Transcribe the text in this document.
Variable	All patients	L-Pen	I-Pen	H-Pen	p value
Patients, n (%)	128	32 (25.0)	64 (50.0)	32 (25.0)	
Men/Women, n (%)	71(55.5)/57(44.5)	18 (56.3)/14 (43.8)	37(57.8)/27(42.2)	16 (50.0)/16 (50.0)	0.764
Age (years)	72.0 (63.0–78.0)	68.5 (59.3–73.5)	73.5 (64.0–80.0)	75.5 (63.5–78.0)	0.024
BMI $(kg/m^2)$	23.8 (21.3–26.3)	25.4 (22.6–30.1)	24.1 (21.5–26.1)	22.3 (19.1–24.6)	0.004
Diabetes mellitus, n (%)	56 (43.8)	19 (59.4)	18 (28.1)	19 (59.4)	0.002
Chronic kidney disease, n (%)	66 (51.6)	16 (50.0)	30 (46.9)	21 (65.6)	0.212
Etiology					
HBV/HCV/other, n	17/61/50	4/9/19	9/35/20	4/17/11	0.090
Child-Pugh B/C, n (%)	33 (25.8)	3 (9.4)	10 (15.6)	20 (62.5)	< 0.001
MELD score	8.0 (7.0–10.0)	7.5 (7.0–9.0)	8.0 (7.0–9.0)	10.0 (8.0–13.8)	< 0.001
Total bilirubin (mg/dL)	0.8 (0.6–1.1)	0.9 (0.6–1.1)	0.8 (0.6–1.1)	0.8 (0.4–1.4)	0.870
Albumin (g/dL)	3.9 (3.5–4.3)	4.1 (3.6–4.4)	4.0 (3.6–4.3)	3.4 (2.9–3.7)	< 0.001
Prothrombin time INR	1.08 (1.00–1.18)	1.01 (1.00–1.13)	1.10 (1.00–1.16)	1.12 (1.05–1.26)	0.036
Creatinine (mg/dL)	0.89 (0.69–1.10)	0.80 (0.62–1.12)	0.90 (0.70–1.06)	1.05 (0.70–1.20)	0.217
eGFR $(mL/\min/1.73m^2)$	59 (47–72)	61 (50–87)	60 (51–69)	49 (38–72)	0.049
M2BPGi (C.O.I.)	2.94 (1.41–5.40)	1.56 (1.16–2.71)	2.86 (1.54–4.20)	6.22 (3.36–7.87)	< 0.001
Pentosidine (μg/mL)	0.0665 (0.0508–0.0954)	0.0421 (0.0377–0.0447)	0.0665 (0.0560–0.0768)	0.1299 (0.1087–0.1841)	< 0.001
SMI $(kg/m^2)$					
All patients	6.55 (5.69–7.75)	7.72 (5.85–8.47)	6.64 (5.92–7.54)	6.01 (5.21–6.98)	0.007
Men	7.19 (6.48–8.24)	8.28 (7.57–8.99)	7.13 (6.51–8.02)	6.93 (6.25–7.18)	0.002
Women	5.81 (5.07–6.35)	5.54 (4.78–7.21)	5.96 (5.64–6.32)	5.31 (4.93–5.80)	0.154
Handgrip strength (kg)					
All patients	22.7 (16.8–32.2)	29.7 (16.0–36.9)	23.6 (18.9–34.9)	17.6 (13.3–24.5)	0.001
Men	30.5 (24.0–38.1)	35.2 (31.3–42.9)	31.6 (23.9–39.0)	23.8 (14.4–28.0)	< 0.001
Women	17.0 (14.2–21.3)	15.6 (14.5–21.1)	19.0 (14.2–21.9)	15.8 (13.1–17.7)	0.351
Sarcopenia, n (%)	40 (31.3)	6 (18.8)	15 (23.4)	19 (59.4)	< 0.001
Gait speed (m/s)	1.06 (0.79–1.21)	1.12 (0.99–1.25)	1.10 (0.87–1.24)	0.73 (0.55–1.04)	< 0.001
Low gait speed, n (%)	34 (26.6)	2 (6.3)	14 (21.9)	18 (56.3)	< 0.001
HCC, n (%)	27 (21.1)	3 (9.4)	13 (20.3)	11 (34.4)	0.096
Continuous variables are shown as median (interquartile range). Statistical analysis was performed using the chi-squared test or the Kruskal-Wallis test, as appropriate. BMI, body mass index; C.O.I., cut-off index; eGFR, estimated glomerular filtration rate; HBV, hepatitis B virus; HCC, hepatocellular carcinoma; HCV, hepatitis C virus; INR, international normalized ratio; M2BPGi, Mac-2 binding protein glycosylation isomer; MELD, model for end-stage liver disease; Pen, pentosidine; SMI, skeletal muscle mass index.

----------------

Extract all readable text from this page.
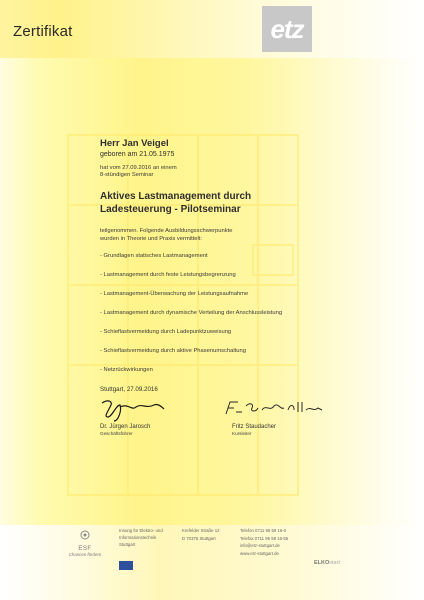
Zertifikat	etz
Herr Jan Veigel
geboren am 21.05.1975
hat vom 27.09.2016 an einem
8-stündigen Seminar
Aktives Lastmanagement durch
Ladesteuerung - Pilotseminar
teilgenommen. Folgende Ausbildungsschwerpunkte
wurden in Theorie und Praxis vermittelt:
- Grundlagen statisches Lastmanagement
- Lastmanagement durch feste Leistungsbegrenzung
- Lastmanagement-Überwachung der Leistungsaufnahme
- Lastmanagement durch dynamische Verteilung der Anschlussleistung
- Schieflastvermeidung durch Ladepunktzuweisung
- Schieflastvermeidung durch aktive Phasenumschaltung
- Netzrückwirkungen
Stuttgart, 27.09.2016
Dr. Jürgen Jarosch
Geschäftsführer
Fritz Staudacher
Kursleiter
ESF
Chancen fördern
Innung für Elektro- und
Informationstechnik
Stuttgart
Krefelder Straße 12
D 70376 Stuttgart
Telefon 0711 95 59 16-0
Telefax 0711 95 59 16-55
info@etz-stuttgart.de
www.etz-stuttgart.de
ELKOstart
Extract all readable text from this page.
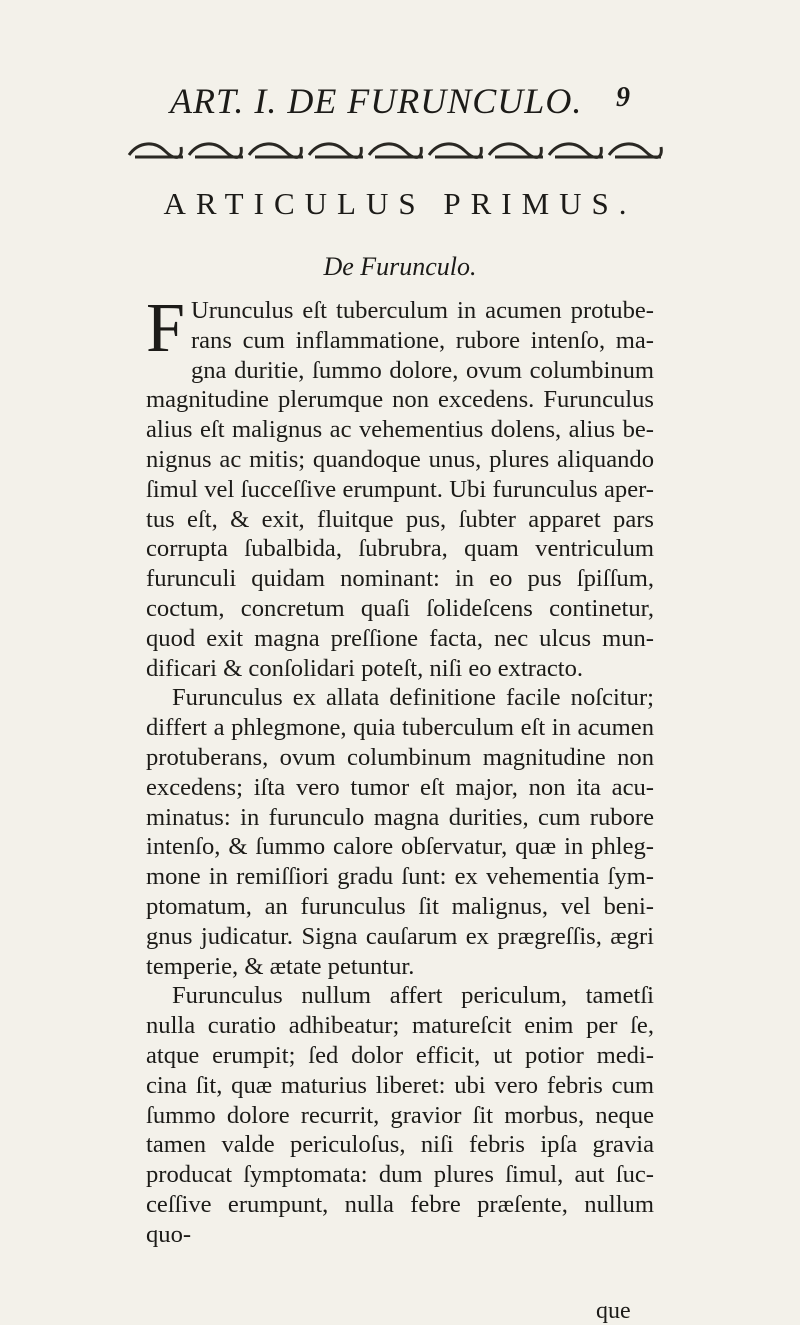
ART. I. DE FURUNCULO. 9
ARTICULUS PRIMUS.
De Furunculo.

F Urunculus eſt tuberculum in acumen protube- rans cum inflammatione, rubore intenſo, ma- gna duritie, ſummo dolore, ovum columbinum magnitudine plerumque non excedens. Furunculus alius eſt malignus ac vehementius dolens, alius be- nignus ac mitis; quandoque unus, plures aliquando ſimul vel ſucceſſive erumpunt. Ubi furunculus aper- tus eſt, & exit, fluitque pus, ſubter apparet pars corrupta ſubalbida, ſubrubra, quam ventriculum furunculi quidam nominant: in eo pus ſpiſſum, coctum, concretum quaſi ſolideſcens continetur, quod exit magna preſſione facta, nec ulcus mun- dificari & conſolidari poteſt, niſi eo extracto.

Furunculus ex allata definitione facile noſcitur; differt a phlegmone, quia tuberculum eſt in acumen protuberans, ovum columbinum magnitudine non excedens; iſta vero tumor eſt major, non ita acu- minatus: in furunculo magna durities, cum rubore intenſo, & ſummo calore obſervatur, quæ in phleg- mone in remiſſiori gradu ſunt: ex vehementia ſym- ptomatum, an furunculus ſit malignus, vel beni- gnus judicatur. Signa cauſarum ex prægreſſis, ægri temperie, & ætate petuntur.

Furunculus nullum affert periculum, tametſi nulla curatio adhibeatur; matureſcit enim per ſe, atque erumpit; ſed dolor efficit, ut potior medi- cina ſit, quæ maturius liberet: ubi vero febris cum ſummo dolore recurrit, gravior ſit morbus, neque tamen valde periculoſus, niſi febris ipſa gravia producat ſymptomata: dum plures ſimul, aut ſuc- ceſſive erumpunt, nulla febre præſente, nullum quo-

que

----------------

Please return every line of the records above that contains the word "tuberculum".

- _RESULT OF THE EXERCISE_
F Urunculus eſt tuberculum in acumen protube- rans cum inflammatione, rubore intenſo, ma- gna duritie, ſummo dolore, ovum columbinum magnitudine plerumque non excedens. Furunculus alius eſt malignus ac vehementius dolens, alius be- nignus ac mitis; quandoque unus, plures aliquando ſimul vel ſucceſſive erumpunt. Ubi furunculus aper- tus eſt, & exit, fluitque pus, ſubter apparet pars corrupta ſubalbida, ſubrubra, quam ventriculum furunculi quidam nominant: in eo pus ſpiſſum, coctum, concretum quaſi ſolideſcens continetur, quod exit magna preſſione facta, nec ulcus mun- dificari & conſolidari poteſt, niſi eo extracto.
Furunculus ex allata definitione facile noſcitur; differt a phlegmone, quia tuberculum eſt in acumen protuberans, ovum columbinum magnitudine non excedens; iſta vero tumor eſt major, non ita acu- minatus: in furunculo magna durities, cum rubore intenſo, & ſummo calore obſervatur, quæ in phleg- mone in remiſſiori gradu ſunt: ex vehementia ſym- ptomatum, an furunculus ſit malignus, vel beni- gnus judicatur. Signa cauſarum ex prægreſſis, ægri temperie, & ætate petuntur.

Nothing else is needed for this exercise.